The data –
··········
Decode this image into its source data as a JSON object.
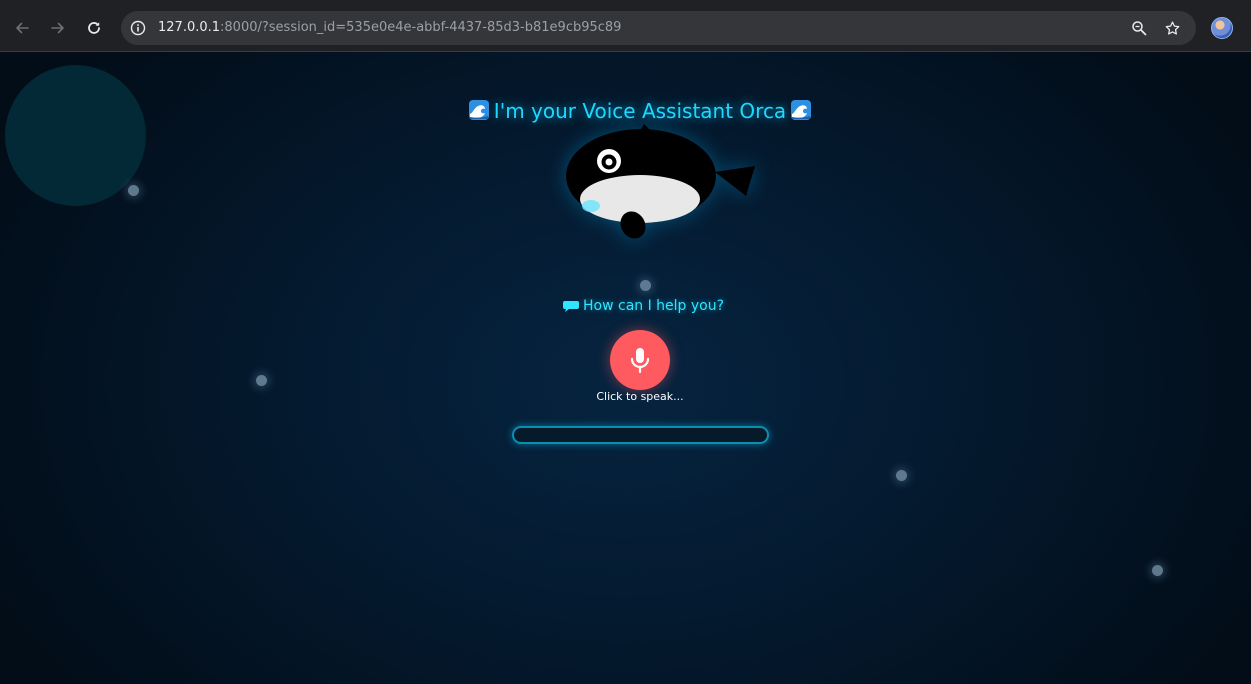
{
  "browser": {
    "url_host": "127.0.0.1",
    "url_path": ":8000/?session_id=535e0e4e-abbf-4437-85d3-b81e9cb95c89",
    "icons": {
      "back": "back-arrow-icon",
      "forward": "forward-arrow-icon",
      "reload": "reload-icon",
      "site_info": "site-info-icon",
      "zoom": "zoom-icon",
      "bookmark": "bookmark-star-icon",
      "profile": "profile-avatar"
    }
  },
  "app": {
    "title": "I'm your Voice Assistant Orca",
    "title_icon": "water-wave-emoji",
    "prompt": "How can I help you?",
    "prompt_icon": "speech-bubble-icon",
    "mic_label": "Click to speak...",
    "transcript_value": "",
    "colors": {
      "accent": "#20d8ff",
      "mic_button": "#ff5a5f",
      "background": "#04182c"
    }
  }
}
··········
Task requirements – What is needed is an exact reproduction of the data, pictures excluded.

Answer for this exercise –
Decode this image into its source data as a JSON object.
{
  "browser": {
    "url_host": "127.0.0.1",
    "url_path": ":8000/?session_id=535e0e4e-abbf-4437-85d3-b81e9cb95c89",
    "icons": {
      "back": "back-arrow-icon",
      "forward": "forward-arrow-icon",
      "reload": "reload-icon",
      "site_info": "site-info-icon",
      "zoom": "zoom-icon",
      "bookmark": "bookmark-star-icon",
      "profile": "profile-avatar"
    }
  },
  "app": {
    "title": "I'm your Voice Assistant Orca",
    "title_icon": "water-wave-emoji",
    "prompt": "How can I help you?",
    "prompt_icon": "speech-bubble-icon",
    "mic_label": "Click to speak...",
    "transcript_value": "",
    "colors": {
      "accent": "#20d8ff",
      "mic_button": "#ff5a5f",
      "background": "#04182c"
    }
  }
}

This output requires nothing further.